## Lista de actividades
**A)** Transcribe literalmente el fragmento del texto sobre el partido ecologista que va de "En España, en" a "año que pasa.", ambos incluidos.
**B)** Según el texto sobre el partido ecologista, ¿por qué se le ha dado el nombre de Verde a este movimiento político en Francia?
**C)** Prolonga el texto sobre el partido ecologista a partir de su última oración.

## Texto de lectura
◆ ◆ ◆

Por un partido ecologista
Se lee en la prensa estos días noticias sobre el éxito que han tenido en Francia los ecologistas en las elecciones municipales. Se habla ahora de que conseguirán, al menos, un 12% de los votos; un gran paso adelante desde el porcentaje que consiguieron en 1974, cuando presentaron ya su candidato a presidente de la República.El pueblo francés, como tantos otros realmente avanzados, se está dando cuenta del tremendo interés político que tienen esos argumentos ecológicos, tan evidentes como novedosos. A este movimiento político se le ha llamado Verde, por ser este color el que tiene «todavía» la Naturaleza en la mayor parte de Francia. Y existen movimientos o partidos verdes en casi todos los países industrializados de Europa, Asia, América y Oceanía.
En España, en donde estamos creando ahora tantísimos partidos políticos semejantes entre sí, y por tanto superfluos casi todos, haría falta, sin embargo, que creáramos ya un Partido Verde que tuviera como programa una enérgica defensa de nuestros recursos naturales, que se están reduciendo o deteriorando alarmantemente cada año que pasa.

◆ ◆ ◆

## Listado de datos
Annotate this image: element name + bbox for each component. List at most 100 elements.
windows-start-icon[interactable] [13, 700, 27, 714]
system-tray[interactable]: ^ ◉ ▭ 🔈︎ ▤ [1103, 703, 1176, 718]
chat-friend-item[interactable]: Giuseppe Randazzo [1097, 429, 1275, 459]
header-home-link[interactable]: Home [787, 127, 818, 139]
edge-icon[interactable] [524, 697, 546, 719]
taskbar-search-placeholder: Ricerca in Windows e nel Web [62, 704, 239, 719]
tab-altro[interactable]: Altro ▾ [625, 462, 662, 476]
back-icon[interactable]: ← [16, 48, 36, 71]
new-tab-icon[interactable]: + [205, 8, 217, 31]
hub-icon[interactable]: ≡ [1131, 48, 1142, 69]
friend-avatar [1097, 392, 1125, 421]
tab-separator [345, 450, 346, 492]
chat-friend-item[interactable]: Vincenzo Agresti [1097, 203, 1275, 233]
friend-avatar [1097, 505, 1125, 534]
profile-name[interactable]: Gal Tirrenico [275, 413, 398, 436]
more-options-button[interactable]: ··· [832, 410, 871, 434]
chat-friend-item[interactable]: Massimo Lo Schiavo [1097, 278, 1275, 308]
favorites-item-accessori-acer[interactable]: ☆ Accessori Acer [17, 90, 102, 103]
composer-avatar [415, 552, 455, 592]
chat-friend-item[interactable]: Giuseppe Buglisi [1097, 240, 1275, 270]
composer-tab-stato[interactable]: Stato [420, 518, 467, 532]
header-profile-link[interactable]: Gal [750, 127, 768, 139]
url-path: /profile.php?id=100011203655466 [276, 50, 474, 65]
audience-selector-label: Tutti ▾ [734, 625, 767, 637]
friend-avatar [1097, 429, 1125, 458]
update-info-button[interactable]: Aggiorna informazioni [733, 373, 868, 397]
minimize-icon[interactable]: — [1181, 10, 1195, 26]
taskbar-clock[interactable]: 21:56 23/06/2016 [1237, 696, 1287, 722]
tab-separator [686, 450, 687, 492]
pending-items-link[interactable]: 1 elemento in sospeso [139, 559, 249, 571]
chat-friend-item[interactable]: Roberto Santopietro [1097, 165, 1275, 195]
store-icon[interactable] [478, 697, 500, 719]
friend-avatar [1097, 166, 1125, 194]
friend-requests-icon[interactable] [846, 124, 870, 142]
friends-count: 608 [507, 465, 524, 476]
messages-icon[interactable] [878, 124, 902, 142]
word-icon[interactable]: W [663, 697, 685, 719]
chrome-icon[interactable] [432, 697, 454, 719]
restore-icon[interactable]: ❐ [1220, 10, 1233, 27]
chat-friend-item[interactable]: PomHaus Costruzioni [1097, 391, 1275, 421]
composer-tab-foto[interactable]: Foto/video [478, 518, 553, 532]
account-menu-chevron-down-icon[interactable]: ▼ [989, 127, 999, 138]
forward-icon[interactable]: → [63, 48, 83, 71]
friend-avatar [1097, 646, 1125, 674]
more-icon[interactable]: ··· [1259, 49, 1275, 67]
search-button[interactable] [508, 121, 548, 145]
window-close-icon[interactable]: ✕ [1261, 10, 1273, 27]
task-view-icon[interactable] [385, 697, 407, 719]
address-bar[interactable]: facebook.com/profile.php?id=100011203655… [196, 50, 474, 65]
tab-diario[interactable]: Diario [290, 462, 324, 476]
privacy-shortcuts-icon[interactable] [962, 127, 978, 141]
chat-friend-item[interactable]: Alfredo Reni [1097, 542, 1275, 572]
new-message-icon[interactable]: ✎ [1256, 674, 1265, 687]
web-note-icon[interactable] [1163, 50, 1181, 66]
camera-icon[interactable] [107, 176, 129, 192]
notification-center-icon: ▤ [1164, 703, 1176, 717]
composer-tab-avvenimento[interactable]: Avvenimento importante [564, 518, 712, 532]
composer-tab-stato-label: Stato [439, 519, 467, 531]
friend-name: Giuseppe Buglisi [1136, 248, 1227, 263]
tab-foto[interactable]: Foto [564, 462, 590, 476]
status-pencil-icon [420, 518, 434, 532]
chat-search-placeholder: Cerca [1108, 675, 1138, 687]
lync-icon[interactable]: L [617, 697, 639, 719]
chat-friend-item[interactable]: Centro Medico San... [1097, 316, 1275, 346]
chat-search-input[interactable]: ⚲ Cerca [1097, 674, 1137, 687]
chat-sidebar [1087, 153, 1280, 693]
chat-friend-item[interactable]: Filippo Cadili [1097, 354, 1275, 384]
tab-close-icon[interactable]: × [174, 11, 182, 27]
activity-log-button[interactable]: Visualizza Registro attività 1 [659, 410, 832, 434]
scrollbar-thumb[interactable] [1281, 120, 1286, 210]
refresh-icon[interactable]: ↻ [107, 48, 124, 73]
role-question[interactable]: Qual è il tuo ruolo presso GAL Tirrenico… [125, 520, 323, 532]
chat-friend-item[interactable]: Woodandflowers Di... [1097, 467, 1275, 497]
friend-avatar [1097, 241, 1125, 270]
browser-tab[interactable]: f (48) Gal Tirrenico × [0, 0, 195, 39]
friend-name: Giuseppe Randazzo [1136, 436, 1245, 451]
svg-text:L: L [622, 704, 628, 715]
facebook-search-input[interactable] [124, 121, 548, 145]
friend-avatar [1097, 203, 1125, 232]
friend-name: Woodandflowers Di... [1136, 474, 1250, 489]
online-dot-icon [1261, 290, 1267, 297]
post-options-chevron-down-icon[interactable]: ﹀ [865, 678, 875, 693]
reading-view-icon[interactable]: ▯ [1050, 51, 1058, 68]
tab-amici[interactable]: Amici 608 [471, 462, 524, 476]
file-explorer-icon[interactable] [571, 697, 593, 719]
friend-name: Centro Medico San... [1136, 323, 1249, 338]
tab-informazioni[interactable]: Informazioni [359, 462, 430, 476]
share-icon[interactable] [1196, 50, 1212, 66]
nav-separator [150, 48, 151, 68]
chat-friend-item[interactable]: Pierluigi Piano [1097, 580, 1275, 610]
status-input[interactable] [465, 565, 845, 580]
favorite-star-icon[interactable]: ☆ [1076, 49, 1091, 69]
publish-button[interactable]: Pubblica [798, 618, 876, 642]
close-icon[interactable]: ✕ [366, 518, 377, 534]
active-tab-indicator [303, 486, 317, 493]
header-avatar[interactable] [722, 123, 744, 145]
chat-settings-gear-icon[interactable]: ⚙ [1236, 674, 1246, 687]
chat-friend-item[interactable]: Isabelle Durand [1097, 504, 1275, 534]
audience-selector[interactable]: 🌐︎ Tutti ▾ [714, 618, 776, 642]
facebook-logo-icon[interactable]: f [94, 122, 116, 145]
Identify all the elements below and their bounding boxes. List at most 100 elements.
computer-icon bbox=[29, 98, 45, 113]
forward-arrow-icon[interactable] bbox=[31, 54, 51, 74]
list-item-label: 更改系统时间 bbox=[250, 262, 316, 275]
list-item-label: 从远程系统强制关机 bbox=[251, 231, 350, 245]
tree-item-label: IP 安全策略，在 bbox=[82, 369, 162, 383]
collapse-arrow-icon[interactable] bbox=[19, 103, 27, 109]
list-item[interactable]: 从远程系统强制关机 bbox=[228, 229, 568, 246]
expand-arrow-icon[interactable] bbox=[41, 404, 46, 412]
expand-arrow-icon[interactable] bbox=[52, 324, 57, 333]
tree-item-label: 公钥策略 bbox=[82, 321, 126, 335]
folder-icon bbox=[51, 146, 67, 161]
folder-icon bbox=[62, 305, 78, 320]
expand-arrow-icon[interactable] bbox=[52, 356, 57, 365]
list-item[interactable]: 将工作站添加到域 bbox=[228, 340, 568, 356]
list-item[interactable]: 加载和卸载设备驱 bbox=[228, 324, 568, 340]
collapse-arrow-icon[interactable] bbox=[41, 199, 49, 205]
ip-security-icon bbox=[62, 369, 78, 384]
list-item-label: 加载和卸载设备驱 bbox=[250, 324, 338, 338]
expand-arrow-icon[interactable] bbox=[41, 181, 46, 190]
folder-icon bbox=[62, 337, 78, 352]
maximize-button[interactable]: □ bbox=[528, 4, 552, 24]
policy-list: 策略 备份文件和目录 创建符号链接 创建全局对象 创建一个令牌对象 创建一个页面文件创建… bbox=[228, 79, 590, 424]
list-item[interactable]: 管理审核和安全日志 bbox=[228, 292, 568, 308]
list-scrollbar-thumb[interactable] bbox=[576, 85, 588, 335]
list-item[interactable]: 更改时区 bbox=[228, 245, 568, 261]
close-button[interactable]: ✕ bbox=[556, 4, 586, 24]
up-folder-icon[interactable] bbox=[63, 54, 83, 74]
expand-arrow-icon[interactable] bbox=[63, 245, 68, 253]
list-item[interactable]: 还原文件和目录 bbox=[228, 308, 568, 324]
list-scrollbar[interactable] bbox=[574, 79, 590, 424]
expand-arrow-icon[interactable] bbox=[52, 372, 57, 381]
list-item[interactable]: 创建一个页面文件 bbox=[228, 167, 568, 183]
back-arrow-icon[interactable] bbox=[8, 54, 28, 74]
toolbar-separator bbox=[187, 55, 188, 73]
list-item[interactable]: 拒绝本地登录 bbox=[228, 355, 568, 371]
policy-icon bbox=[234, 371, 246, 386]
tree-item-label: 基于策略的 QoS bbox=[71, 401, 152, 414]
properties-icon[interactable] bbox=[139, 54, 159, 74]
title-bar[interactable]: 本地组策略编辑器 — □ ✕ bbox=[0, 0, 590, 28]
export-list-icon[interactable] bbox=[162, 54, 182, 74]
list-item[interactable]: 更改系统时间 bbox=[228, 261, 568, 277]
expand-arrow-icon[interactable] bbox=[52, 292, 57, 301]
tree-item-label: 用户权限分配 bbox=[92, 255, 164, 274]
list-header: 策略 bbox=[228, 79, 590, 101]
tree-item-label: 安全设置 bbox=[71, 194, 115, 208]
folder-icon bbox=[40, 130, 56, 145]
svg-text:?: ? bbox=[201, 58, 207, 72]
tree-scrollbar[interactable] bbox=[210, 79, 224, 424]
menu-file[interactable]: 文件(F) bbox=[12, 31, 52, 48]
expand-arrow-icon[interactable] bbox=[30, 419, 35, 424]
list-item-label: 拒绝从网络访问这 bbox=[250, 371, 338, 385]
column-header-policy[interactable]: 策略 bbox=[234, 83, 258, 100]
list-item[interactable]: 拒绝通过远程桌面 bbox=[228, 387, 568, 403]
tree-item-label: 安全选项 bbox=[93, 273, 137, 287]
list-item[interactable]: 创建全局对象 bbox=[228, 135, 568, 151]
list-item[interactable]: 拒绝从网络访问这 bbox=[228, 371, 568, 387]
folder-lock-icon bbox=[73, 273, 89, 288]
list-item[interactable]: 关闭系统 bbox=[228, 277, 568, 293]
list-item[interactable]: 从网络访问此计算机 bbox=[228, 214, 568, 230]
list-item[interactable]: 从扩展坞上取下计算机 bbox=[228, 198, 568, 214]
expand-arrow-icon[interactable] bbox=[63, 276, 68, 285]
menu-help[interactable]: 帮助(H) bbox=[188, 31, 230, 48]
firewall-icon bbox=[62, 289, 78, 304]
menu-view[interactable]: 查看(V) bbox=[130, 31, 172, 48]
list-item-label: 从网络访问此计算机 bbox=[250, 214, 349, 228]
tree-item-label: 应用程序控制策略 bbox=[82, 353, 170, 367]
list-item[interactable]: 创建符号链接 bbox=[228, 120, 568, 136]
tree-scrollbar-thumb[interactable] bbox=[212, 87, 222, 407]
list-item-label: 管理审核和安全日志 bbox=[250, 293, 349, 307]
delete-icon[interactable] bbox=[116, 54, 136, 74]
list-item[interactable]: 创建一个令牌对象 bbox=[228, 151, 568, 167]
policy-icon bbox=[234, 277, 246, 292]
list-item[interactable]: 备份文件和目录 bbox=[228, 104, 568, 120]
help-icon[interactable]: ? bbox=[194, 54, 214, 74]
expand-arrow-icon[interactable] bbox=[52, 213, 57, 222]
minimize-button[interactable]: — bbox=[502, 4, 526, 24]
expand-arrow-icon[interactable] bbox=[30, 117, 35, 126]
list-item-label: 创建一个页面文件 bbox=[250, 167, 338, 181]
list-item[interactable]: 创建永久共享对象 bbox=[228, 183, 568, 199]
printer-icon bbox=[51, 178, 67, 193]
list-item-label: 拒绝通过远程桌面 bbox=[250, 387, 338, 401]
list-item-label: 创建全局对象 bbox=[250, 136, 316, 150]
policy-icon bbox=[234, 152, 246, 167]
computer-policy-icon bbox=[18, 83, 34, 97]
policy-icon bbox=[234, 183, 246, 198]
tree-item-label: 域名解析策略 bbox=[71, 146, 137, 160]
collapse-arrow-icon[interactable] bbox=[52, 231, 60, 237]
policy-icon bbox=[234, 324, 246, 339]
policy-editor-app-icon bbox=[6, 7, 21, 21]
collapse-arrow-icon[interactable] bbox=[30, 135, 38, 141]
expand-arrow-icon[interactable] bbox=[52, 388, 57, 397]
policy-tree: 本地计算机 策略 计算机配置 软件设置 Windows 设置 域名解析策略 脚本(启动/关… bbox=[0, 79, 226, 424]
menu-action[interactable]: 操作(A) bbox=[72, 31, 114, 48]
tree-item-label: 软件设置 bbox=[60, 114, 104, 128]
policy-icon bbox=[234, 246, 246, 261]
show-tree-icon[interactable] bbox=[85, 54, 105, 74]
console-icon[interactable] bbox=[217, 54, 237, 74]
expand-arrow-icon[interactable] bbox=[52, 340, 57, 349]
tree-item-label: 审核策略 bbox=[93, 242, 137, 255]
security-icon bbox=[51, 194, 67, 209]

◆ ◆ ◆

## Respuestas escritas
**A)**
En España, en donde estamos creando ahora tantísimos partidos políticos semejantes entre sí, y por tanto superfluos casi todos, haría falta, sin embargo, que creáramos ya un Partido Verde que tuviera como programa una enérgica defensa de nuestros recursos naturales, que se están reduciendo o deteriorando alarmantemente cada año que pasa.

**B)** Porque el verde es el color que todavía tiene la Naturaleza en la mayor parte de Francia.

**C)**
No hay que olvidar que, a pesar de que a nuestro. país llegó muy tarde la revolución industrial, con sus potentes métodos cada vez más destructivos o contaminantes, el desinterés -y hasta la fobia- que sienten los españoles desde siempre hacia los animales y las plantas hizo que, cuando esa revolución llegara aquí, nosotros ya habíamos esquilmado bárbaramente nuestros bosques, con la consiguiente desertización de buena parte: del solar patrio.
Si a esta desidia y barbarie de siempre unimos los desastres que hemos padecido últimamente -la pertinaz sequía, los famosos y caóticos planes de desarrollo-, se comprenderá fácilmente que nos urge crear un partido que eduque y haga tomar conciencia a los españoles de nuestra gravísima situación ecológica.